## Metin Parçası

______________________________

Siber Güvenliğe Ontolojik Bakış


Siber Güvenliğe Ontolojik Bakış

Son haftalarda katıldığım toplantılarda ontoloji, epistomoloji, taksonomi, semantik web, vb. terimler sıkça konuşuldu. Ülkemizde bu alana henüz gereken önemin verilmediği gördüm. Bu sayıda ontoloji konusunu incelemeye karar verdim.

Ontoloji; kelime itibarıyla doğal, gerçekliğin doğası ve bunların yapılarını açıklayan bir kavram olup, felsefenin bir alt bölümüdür. Hedeflenen bilim alanı için tüm bileşenlerin tanımlanması, bunların ilişkilerinin belirlenmesi ve buna göre organize edilmesi ve aralarındaki bağlantıların tanımlanmasını içermektedir.

 

Siber güvenlik ontolojisi (SGO), yukarıda yapılan tanım ile benzer olup daha çok siber güvenlik ve savunma alanına spesifik bir yapı içerisinde kavramlar, fikirler, kategoriler, saldırılar, tehditler ve tehdit vektörleri, açıklıklar, çözümler ve savunma metodolojileri ile bunların ilişkilerinin belirlenmesi ve oluşturulması ile ilgilenmektedir. SGO ile ilgili olarak yapılan çalışmaların geneline baktığımızda;

  • Siber güvenlik dünyasında yeni yeni popüler olan ve kullanılan bir terim olduğu,
  • İlk olarak 2012 yılında Carnegie Mellon Üniversitesi CERT programında tanıtıldığı,
  • Konuyu ciddiye alan ülkelerin araştırma enstitüleri kurduğu ve yapılan çalışmalarda bu yapılardan faydalandığı,
  • Literatürdeki mevcut taksonomi, topoloji, yapı, sınıflandırma ve gruplandırma gibi çözümlerden de faydalanıldığı,
  • Farklı organizasyonlarda hatta ülkelerde görev yapan siber güvenlik uzmanlarının hızlı, doğru ve sorunsuz iletişim kurmasına, hızlı ve sağlıklı kararlar almasına imkânlar sunduğu,
  • Olaylar, sonuçlar ve kavramlar arasındaki çok değerli ilişkiler kurulmasında önemli bir bakış açısı sağladığı,
  • Özellikle, kritik açıklıkları tanımlama, riskli durumları ortaya koyma, zayıflıkları belirlemede organizasyonlara ve çalışanlara yardımcı olduğu,
  • Geliştirilen ürünlerin iyileştirilmesi ve geliştirilmesinde yeni bakış açıları kazandırdığı,
  • Kaynakların daha verimli olarak kullanılmasına destek verdiği,
  • Kurumların/ülkelerin siber güvenlik yapılandırmalarına önemli katkılar verebileceği ve
  • Atakların/saldırıların sürekli değişiklik göstermesinden dolayı savunma sistemlerinde ve alınan önlemlerde değişiklik olabileceğinden bu yapıların zaman zaman genişletilmesi gerektiği

gibi konular gündemdedir.

______________________________

Öğe kutusu notları

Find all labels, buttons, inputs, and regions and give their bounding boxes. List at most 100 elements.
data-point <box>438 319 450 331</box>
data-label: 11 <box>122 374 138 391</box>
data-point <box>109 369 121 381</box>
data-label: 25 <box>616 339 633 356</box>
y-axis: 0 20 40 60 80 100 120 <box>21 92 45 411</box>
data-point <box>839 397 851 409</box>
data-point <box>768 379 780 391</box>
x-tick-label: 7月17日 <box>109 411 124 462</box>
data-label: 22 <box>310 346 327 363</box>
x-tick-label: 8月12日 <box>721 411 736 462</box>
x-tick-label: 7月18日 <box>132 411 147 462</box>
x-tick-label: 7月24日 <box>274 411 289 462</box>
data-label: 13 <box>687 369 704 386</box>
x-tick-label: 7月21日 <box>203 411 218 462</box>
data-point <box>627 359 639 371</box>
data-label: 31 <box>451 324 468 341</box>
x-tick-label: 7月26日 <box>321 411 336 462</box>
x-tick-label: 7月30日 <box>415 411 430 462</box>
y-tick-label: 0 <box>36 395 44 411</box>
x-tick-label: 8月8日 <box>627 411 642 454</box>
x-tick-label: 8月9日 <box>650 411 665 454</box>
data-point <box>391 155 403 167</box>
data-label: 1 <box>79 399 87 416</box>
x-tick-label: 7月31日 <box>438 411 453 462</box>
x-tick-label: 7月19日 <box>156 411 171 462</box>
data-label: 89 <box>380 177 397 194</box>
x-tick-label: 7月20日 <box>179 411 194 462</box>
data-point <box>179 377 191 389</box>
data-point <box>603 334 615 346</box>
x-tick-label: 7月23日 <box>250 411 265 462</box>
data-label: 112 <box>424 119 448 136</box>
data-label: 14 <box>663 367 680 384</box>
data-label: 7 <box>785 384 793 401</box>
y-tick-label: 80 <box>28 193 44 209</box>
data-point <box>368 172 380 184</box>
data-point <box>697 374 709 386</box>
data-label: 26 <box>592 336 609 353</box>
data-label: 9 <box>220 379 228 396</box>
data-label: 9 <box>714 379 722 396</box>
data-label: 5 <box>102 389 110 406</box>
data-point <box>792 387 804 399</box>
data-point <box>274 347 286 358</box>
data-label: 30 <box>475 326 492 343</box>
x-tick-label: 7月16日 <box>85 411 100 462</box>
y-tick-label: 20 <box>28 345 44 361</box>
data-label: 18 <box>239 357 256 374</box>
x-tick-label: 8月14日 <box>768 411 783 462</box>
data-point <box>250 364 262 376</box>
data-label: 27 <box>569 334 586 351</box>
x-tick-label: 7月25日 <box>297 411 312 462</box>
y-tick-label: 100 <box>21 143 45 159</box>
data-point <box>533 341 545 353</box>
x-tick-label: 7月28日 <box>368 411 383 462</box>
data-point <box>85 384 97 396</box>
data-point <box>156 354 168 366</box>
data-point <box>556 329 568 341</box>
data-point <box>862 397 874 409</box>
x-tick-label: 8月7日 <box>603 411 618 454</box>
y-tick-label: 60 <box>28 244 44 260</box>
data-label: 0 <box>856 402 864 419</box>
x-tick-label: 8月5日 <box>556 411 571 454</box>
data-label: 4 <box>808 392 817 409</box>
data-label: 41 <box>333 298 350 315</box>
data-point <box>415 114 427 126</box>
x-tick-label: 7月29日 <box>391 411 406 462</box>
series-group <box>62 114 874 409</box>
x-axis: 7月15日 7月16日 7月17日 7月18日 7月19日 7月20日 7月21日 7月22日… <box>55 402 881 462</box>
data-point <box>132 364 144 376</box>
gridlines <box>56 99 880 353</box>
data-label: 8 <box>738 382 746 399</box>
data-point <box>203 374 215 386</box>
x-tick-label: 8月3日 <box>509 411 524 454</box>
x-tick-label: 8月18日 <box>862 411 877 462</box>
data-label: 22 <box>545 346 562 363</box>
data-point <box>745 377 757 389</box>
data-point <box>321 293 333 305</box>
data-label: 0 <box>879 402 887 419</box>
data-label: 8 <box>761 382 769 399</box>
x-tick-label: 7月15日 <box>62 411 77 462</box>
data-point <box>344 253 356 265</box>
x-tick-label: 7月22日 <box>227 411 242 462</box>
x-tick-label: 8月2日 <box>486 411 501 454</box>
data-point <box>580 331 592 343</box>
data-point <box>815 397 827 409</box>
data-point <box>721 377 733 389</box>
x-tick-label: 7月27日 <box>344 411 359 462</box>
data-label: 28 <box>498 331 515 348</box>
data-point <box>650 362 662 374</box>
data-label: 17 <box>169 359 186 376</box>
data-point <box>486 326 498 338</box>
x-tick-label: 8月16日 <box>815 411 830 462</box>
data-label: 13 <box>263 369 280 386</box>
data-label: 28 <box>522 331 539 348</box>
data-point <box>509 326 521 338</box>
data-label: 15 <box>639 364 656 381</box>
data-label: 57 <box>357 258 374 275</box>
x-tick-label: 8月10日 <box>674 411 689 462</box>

______________________________

## Çalışma Görevleri
• A. Siber güvenlik ontolojisi metninde "Son haftalarda katıldığım" ile başlayan ve "incelemeye karar verdim." ile biten bölümü aynen alıntılayın.
• B. Siber güvenliğe ontolojik bakışı ele alan metni son cümlesinden sonra devam ettirin.

## Nihai Cevaplar
• A.
Son haftalarda katıldığım toplantılarda ontoloji, epistomoloji, taksonomi, semantik web, vb. terimler sıkça konuşuldu. Ülkemizde bu alana henüz gereken önemin verilmediği gördüm. Bu sayıda ontoloji konusunu incelemeye karar verdim.

• B.
Ülkemizdeki SGO çalışmalarına baktığımızda, çok fazla çalışma olmadığı veya yapılmadığı, yapılan çalışmaların sınıflandırma ve bazı alanlara yönelik geliştirilen taksonomiler olduğu görülmektedir.  Sonuç olarak, siber güvenlikte yeni ve köklü tanımların ve çözümlerin geliştirilmeye çalışıldığı bu dönemde, SGO yapılarının oluşturulması, bu konulara daha çok yer verilmesi, üniversite ve araştırma enstitülerimizde bu konuların daha çok çalışılması hem ortak çalışma kültürünün gelişmesi hem de enerji ve sinerjiyi arttırma, ortak dil oluşturması, mevcut boşlukların tespiti ve sonuçta daha odaklı siber güvenlik ve savunma yapılmasına büyük katkı sağlayacaktır.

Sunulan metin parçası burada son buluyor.